- **Excerpts from a figure dataset**
[BEGIN]

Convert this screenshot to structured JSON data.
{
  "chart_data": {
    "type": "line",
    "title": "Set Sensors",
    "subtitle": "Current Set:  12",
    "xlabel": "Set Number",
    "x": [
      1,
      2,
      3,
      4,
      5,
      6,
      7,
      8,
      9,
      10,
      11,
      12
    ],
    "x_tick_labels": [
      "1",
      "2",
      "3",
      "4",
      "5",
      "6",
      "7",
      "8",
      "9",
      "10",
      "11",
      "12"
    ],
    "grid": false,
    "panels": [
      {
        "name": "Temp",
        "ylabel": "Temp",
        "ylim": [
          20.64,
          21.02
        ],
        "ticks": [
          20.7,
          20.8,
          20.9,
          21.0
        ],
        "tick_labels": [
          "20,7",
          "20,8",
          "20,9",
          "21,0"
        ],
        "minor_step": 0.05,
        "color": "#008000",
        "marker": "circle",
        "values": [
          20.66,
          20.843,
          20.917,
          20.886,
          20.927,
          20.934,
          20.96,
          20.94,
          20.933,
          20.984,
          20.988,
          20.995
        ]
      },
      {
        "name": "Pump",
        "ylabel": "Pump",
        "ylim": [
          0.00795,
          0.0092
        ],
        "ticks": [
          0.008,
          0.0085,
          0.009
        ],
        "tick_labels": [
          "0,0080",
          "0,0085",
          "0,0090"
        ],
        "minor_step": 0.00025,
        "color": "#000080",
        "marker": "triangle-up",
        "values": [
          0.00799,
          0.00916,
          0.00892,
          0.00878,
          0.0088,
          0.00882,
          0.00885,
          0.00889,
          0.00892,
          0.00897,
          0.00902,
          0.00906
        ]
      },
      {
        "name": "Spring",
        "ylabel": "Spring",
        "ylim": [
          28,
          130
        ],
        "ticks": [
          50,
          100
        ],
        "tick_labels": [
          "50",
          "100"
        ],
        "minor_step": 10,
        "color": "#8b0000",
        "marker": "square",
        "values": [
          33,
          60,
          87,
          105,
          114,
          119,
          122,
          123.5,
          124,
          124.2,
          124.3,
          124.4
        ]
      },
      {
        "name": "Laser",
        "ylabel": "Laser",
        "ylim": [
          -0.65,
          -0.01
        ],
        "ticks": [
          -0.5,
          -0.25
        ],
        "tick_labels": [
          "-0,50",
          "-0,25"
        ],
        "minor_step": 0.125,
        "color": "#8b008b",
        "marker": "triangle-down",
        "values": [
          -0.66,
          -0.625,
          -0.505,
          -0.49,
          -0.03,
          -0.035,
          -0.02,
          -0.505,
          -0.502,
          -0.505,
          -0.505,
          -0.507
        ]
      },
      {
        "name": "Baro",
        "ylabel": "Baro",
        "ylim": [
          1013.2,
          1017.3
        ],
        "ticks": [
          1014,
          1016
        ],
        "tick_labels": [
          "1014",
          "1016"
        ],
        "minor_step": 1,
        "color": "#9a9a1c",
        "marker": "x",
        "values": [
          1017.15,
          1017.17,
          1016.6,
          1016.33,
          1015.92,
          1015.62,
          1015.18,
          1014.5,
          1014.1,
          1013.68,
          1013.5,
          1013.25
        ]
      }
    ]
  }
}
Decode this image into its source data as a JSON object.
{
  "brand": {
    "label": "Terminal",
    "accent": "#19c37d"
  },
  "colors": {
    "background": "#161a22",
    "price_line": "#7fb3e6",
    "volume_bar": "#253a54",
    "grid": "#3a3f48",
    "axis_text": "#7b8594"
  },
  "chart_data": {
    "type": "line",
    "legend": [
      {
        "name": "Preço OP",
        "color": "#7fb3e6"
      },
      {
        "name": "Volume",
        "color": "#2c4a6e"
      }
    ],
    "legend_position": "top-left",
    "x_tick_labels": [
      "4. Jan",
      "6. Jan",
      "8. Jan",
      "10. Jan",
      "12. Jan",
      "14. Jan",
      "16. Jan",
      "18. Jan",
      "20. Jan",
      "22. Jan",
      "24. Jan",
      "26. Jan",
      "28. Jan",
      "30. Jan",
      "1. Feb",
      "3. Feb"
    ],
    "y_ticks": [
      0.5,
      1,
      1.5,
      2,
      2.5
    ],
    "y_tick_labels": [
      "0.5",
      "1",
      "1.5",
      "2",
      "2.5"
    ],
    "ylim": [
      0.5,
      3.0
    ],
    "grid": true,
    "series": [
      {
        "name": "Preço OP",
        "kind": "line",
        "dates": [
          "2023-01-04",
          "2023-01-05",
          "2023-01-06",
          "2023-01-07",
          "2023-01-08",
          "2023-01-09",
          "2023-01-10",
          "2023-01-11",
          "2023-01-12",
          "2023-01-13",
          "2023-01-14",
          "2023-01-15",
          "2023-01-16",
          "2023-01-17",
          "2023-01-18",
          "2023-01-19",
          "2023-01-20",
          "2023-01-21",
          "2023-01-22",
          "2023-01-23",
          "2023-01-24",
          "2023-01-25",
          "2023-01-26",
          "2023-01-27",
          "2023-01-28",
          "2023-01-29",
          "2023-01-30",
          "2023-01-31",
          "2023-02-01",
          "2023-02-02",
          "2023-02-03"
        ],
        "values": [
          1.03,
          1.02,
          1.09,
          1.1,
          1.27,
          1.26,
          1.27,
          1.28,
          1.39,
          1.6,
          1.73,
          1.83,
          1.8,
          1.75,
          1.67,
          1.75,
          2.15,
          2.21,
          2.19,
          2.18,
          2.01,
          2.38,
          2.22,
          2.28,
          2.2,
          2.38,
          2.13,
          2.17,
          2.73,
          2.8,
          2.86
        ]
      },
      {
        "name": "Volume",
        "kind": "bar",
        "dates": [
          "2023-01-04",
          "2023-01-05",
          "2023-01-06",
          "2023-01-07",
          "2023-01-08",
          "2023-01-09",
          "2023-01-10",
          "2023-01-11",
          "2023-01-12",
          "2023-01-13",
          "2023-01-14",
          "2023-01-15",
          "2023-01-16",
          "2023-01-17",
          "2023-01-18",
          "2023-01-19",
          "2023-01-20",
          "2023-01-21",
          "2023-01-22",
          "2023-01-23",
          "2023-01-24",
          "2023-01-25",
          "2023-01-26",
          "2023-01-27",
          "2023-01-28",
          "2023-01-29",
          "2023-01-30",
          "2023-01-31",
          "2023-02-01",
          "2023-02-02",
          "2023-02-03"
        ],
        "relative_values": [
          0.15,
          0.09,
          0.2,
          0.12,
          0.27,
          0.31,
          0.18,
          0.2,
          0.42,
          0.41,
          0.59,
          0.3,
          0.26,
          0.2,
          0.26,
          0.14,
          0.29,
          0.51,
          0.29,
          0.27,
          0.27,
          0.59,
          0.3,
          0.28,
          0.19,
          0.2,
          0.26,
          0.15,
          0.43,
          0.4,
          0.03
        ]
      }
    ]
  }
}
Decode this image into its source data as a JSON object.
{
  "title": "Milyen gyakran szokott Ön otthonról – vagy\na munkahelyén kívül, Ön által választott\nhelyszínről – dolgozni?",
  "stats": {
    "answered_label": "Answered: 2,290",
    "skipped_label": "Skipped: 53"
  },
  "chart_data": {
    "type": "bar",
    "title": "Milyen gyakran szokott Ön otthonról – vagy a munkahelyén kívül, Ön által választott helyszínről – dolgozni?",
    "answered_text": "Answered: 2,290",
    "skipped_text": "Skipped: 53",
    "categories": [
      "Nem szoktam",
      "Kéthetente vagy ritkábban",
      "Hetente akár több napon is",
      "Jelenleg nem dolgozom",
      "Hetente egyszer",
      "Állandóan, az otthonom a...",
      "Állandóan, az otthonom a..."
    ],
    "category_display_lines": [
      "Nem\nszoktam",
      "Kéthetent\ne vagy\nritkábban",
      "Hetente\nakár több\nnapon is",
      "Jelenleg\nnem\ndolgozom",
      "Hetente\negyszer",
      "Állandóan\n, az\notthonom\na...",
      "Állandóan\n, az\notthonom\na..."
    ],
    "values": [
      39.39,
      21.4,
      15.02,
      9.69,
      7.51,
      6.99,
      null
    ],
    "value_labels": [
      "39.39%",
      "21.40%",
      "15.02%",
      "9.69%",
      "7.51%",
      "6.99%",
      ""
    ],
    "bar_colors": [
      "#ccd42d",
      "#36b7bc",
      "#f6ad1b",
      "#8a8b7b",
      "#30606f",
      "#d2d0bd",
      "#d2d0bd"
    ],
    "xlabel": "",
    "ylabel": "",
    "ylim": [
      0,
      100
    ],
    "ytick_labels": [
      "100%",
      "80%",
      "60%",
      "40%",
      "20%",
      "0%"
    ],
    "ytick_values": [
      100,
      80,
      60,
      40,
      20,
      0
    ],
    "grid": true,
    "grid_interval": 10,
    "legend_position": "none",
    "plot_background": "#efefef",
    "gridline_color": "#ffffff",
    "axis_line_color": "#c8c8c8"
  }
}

[END]

Gather from the records above every line containing the string "szokott".

- **Completed task**
  "title": "Milyen gyakran szokott Ön otthonról – vagy\na munkahelyén kívül, Ön által választott\nhelyszínről – dolgozni?",
    "title": "Milyen gyakran szokott Ön otthonról – vagy a munkahelyén kívül, Ön által választott helyszínről – dolgozni?",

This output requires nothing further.